[TASK BRIEF]:
Entries follow. Set all of them down as they stand.

# START OF DATASET EXTRACT

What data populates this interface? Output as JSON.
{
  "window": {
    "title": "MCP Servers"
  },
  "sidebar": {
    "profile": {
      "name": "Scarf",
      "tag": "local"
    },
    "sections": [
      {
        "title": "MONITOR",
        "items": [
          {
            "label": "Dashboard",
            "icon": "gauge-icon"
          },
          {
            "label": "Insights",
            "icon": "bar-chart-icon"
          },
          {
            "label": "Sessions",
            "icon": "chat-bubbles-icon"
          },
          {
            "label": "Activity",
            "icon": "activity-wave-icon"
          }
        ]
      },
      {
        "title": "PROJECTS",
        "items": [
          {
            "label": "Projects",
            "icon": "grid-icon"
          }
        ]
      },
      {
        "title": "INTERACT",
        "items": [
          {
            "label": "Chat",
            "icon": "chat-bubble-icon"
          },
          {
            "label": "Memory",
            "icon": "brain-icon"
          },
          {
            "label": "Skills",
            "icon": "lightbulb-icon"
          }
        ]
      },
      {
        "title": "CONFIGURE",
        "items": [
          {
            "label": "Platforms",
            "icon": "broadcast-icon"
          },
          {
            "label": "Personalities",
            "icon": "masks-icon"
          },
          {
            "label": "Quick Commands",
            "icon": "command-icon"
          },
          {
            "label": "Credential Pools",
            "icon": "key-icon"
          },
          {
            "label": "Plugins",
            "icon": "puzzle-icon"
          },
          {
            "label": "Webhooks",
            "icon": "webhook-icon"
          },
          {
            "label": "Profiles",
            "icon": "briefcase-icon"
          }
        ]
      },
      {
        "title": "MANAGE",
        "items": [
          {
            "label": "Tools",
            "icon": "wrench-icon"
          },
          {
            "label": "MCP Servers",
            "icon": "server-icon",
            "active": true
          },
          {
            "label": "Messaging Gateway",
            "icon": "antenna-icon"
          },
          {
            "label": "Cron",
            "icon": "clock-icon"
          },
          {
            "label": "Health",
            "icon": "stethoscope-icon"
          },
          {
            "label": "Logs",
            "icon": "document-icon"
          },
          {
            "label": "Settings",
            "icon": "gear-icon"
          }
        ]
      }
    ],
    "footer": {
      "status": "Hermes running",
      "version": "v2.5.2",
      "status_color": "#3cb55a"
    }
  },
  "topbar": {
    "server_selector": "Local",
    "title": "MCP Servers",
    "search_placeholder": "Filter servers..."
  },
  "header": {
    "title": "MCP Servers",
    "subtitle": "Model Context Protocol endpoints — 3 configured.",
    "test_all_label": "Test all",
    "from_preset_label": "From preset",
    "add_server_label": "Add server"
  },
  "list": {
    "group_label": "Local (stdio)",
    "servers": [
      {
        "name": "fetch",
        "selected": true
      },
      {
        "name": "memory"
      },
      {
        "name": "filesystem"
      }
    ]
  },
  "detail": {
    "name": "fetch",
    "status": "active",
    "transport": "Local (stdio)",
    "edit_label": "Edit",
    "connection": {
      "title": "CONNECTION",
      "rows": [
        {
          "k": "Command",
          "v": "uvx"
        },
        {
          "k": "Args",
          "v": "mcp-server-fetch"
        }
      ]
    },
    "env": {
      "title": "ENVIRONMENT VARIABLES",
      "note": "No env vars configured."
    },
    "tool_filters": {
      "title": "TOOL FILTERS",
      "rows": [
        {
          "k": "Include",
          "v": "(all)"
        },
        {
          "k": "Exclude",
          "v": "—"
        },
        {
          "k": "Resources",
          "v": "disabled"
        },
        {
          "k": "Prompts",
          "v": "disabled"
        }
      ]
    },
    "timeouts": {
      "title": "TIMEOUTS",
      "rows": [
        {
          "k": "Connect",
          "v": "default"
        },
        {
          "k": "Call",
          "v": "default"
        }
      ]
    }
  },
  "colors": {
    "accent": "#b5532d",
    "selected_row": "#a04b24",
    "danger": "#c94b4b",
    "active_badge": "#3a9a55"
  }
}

# END OF DATASET EXTRACT

[RESPONSE TO THIS EXERCISE]:
What data populates this interface? Output as JSON.
{
  "window": {
    "title": "MCP Servers"
  },
  "sidebar": {
    "profile": {
      "name": "Scarf",
      "tag": "local"
    },
    "sections": [
      {
        "title": "MONITOR",
        "items": [
          {
            "label": "Dashboard",
            "icon": "gauge-icon"
          },
          {
            "label": "Insights",
            "icon": "bar-chart-icon"
          },
          {
            "label": "Sessions",
            "icon": "chat-bubbles-icon"
          },
          {
            "label": "Activity",
            "icon": "activity-wave-icon"
          }
        ]
      },
      {
        "title": "PROJECTS",
        "items": [
          {
            "label": "Projects",
            "icon": "grid-icon"
          }
        ]
      },
      {
        "title": "INTERACT",
        "items": [
          {
            "label": "Chat",
            "icon": "chat-bubble-icon"
          },
          {
            "label": "Memory",
            "icon": "brain-icon"
          },
          {
            "label": "Skills",
            "icon": "lightbulb-icon"
          }
        ]
      },
      {
        "title": "CONFIGURE",
        "items": [
          {
            "label": "Platforms",
            "icon": "broadcast-icon"
          },
          {
            "label": "Personalities",
            "icon": "masks-icon"
          },
          {
            "label": "Quick Commands",
            "icon": "command-icon"
          },
          {
            "label": "Credential Pools",
            "icon": "key-icon"
          },
          {
            "label": "Plugins",
            "icon": "puzzle-icon"
          },
          {
            "label": "Webhooks",
            "icon": "webhook-icon"
          },
          {
            "label": "Profiles",
            "icon": "briefcase-icon"
          }
        ]
      },
      {
        "title": "MANAGE",
        "items": [
          {
            "label": "Tools",
            "icon": "wrench-icon"
          },
          {
            "label": "MCP Servers",
            "icon": "server-icon",
            "active": true
          },
          {
            "label": "Messaging Gateway",
            "icon": "antenna-icon"
          },
          {
            "label": "Cron",
            "icon": "clock-icon"
          },
          {
            "label": "Health",
            "icon": "stethoscope-icon"
          },
          {
            "label": "Logs",
            "icon": "document-icon"
          },
          {
            "label": "Settings",
            "icon": "gear-icon"
          }
        ]
      }
    ],
    "footer": {
      "status": "Hermes running",
      "version": "v2.5.2",
      "status_color": "#3cb55a"
    }
  },
  "topbar": {
    "server_selector": "Local",
    "title": "MCP Servers",
    "search_placeholder": "Filter servers..."
  },
  "header": {
    "title": "MCP Servers",
    "subtitle": "Model Context Protocol endpoints — 3 configured.",
    "test_all_label": "Test all",
    "from_preset_label": "From preset",
    "add_server_label": "Add server"
  },
  "list": {
    "group_label": "Local (stdio)",
    "servers": [
      {
        "name": "fetch",
        "selected": true
      },
      {
        "name": "memory"
      },
      {
        "name": "filesystem"
      }
    ]
  },
  "detail": {
    "name": "fetch",
    "status": "active",
    "transport": "Local (stdio)",
    "edit_label": "Edit",
    "connection": {
      "title": "CONNECTION",
      "rows": [
        {
          "k": "Command",
          "v": "uvx"
        },
        {
          "k": "Args",
          "v": "mcp-server-fetch"
        }
      ]
    },
    "env": {
      "title": "ENVIRONMENT VARIABLES",
      "note": "No env vars configured."
    },
    "tool_filters": {
      "title": "TOOL FILTERS",
      "rows": [
        {
          "k": "Include",
          "v": "(all)"
        },
        {
          "k": "Exclude",
          "v": "—"
        },
        {
          "k": "Resources",
          "v": "disabled"
        },
        {
          "k": "Prompts",
          "v": "disabled"
        }
      ]
    },
    "timeouts": {
      "title": "TIMEOUTS",
      "rows": [
        {
          "k": "Connect",
          "v": "default"
        },
        {
          "k": "Call",
          "v": "default"
        }
      ]
    }
  },
  "colors": {
    "accent": "#b5532d",
    "selected_row": "#a04b24",
    "danger": "#c94b4b",
    "active_badge": "#3a9a55"
  }
}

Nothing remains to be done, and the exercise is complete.